* **INFORMATION SHOWN**
#####

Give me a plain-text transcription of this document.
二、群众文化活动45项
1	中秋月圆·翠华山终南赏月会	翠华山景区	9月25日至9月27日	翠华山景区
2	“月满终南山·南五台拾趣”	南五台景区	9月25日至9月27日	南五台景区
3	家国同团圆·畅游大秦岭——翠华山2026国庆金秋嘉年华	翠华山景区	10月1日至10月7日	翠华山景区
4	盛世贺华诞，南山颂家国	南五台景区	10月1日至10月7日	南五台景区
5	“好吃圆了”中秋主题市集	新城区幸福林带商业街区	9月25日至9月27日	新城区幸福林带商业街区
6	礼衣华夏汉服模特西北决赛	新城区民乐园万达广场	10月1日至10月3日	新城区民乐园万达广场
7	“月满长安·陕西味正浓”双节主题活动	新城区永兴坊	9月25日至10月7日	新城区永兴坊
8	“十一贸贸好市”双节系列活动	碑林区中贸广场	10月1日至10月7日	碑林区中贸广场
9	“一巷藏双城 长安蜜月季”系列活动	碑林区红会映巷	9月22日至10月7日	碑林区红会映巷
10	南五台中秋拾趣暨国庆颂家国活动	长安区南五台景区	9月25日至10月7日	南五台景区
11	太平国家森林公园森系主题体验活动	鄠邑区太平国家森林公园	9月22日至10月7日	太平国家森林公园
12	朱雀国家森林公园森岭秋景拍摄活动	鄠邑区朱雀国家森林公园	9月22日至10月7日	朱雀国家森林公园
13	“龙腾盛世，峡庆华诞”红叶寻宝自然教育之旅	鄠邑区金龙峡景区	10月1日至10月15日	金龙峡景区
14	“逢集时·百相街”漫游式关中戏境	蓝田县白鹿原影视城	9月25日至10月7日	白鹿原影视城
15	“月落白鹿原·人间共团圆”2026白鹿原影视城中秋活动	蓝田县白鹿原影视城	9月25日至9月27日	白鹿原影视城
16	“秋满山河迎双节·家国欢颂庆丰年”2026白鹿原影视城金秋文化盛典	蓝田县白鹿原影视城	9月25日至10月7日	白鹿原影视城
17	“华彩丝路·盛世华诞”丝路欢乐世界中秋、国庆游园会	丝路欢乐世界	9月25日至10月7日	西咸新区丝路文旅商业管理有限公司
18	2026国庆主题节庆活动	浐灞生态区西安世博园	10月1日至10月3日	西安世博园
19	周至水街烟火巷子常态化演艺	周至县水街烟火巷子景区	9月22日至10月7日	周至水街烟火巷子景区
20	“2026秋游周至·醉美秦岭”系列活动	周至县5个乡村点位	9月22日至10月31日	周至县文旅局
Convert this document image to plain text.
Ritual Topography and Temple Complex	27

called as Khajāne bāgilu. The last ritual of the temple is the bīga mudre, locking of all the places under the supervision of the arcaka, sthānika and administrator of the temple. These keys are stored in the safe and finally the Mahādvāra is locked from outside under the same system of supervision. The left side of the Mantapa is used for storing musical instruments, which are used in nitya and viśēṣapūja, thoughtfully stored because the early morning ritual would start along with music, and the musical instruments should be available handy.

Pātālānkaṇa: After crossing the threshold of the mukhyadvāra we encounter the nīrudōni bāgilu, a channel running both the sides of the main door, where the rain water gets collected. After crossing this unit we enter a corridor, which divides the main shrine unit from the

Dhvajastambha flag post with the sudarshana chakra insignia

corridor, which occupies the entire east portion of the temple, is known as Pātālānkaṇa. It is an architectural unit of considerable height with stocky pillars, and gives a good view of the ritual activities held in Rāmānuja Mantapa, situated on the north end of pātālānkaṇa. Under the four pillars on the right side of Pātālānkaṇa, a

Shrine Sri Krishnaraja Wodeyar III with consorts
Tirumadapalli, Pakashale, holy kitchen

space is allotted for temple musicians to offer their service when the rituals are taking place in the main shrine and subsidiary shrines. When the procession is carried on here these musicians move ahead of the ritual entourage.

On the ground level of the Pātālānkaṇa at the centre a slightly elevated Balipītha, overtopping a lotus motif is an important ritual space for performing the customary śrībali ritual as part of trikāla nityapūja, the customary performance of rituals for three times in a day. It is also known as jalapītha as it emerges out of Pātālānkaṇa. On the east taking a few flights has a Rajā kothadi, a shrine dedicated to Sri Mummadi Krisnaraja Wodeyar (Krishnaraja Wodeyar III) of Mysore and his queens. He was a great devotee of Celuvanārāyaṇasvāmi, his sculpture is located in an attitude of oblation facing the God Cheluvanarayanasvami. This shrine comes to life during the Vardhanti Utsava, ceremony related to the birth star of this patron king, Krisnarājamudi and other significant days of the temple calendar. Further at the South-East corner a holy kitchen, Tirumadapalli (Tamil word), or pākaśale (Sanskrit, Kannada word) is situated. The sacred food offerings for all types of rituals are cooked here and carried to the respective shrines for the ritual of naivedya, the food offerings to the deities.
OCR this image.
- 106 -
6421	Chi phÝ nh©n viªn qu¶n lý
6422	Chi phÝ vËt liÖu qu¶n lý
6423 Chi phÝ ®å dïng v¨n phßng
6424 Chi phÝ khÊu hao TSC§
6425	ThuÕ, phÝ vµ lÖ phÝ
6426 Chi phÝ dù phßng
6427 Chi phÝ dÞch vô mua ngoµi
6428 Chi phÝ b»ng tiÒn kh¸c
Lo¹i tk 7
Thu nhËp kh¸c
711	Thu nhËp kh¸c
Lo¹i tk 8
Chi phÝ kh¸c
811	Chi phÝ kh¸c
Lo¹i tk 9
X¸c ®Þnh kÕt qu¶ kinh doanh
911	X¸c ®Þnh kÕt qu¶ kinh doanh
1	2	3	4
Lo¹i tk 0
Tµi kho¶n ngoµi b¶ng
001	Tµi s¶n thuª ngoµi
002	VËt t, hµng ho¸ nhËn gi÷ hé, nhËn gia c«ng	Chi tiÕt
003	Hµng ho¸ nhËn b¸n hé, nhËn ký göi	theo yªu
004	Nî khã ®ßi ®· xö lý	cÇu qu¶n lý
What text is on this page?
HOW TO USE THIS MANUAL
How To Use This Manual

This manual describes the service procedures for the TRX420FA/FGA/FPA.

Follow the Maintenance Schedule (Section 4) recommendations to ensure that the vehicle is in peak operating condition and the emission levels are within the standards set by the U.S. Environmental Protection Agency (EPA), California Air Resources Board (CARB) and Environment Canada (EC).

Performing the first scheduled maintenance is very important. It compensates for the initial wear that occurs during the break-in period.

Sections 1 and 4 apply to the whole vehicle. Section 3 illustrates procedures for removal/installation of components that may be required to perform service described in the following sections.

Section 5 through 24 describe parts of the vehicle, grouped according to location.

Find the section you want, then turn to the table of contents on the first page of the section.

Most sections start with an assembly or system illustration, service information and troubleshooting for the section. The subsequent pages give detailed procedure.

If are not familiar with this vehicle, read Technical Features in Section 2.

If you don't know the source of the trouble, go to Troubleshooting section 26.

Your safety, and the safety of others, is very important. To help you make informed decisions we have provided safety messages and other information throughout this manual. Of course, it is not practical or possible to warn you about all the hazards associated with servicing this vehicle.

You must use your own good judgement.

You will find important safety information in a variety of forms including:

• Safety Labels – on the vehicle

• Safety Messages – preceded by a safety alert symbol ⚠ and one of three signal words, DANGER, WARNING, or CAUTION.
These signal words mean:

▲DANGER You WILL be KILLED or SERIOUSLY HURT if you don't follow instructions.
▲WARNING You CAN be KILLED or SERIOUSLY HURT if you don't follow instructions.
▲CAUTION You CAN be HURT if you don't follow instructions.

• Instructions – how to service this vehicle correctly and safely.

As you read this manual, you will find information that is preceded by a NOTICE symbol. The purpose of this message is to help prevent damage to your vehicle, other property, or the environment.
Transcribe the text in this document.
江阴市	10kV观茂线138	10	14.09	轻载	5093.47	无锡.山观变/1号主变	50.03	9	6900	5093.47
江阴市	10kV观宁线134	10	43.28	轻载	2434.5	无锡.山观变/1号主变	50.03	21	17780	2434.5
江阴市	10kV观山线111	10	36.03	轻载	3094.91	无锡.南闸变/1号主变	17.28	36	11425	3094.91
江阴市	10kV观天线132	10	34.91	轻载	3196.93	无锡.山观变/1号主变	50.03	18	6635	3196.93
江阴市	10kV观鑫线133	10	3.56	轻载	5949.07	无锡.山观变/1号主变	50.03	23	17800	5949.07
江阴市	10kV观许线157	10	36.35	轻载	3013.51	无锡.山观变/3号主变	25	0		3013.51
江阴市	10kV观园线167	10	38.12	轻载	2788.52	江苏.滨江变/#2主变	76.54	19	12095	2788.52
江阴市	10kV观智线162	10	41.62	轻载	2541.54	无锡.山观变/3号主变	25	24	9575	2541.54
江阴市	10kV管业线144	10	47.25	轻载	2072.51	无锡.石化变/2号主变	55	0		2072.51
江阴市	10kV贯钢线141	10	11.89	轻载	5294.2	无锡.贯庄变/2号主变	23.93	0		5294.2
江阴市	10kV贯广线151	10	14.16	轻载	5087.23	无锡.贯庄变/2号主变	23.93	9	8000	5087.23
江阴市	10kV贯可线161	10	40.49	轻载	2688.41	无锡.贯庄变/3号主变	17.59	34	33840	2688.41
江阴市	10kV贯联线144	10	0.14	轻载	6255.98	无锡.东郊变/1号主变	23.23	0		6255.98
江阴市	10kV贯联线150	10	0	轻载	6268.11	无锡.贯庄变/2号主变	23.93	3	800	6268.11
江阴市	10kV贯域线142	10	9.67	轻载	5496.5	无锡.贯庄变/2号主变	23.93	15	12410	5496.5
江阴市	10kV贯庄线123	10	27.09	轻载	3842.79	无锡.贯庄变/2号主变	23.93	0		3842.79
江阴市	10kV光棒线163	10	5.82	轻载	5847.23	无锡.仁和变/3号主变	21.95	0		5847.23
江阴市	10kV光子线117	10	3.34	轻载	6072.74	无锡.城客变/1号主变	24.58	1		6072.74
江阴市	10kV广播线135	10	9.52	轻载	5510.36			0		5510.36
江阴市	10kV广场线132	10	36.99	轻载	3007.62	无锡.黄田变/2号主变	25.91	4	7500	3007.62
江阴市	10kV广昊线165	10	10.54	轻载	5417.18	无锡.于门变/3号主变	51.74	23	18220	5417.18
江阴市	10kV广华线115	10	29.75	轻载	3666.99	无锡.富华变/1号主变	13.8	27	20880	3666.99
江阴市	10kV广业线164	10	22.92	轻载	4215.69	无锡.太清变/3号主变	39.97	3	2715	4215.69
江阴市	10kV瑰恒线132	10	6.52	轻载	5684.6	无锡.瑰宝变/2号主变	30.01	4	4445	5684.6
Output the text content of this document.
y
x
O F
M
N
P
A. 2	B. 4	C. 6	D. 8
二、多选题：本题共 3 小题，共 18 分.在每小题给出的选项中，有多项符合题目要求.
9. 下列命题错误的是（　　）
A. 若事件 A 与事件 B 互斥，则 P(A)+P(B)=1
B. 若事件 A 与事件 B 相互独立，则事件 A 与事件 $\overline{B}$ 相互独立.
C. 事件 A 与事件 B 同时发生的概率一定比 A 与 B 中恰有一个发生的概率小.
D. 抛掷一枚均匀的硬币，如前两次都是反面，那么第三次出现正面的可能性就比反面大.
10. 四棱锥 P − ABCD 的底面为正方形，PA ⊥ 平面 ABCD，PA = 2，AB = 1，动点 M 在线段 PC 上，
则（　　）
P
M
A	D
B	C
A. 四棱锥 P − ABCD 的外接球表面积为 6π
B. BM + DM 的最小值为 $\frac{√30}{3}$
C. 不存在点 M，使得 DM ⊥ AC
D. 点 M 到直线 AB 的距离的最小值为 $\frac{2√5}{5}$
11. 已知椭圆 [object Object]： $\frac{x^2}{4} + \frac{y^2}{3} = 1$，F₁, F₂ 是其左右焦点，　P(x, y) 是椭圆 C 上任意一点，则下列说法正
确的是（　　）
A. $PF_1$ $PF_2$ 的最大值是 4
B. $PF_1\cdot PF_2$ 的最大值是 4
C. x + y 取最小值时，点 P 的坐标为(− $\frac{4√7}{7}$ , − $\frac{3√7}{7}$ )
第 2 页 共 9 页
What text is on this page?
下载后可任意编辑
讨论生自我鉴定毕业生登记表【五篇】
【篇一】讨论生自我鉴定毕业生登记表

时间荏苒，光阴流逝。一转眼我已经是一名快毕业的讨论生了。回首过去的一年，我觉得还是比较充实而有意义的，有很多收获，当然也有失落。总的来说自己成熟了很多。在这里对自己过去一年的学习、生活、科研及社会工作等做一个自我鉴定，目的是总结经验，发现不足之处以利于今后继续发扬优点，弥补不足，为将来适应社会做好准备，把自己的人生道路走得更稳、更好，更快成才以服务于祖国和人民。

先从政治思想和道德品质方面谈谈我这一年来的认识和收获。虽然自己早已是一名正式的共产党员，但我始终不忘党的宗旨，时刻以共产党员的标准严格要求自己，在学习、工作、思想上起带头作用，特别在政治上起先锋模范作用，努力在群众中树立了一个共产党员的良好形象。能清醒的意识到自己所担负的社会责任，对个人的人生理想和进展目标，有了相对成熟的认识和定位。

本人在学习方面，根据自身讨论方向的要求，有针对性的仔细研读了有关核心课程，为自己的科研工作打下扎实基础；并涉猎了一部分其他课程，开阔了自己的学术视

#####

* **WORK INSTRUCTIONS**
Scan the records for the string "doanh". Copy each line in which it appears.

* **WRITTEN SOLUTION**
X¸c ®Þnh kÕt qu¶ kinh doanh
911	X¸c ®Þnh kÕt qu¶ kinh doanh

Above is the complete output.